→ **Work to complete**
Keep only those lines of the records that include the string "title".

→ **Given data**
- - -

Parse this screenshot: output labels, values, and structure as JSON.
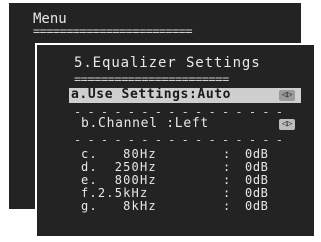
{
  "back_menu": {
    "title": "Menu",
    "rule": "========================"
  },
  "panel": {
    "title": "5.Equalizer Settings",
    "rule_double": "=======================",
    "rule_dash": "- - - - - - - - - - - - - - - -",
    "selected_item": "a.Use Settings:Auto",
    "channel_item": "b.Channel :Left",
    "arrow_icon": "◁▷",
    "bands": [
      {
        "label": "c.   80Hz",
        "sep": ":",
        "value": "0dB"
      },
      {
        "label": "d.  250Hz",
        "sep": ":",
        "value": "0dB"
      },
      {
        "label": "e.  800Hz",
        "sep": ":",
        "value": "0dB"
      },
      {
        "label": "f.2.5kHz",
        "sep": ":",
        "value": "0dB"
      },
      {
        "label": "g.   8kHz",
        "sep": ":",
        "value": "0dB"
      }
    ]
  }
}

- - -

→ **Result of the task**
    "title": "Menu",
    "title": "5.Equalizer Settings",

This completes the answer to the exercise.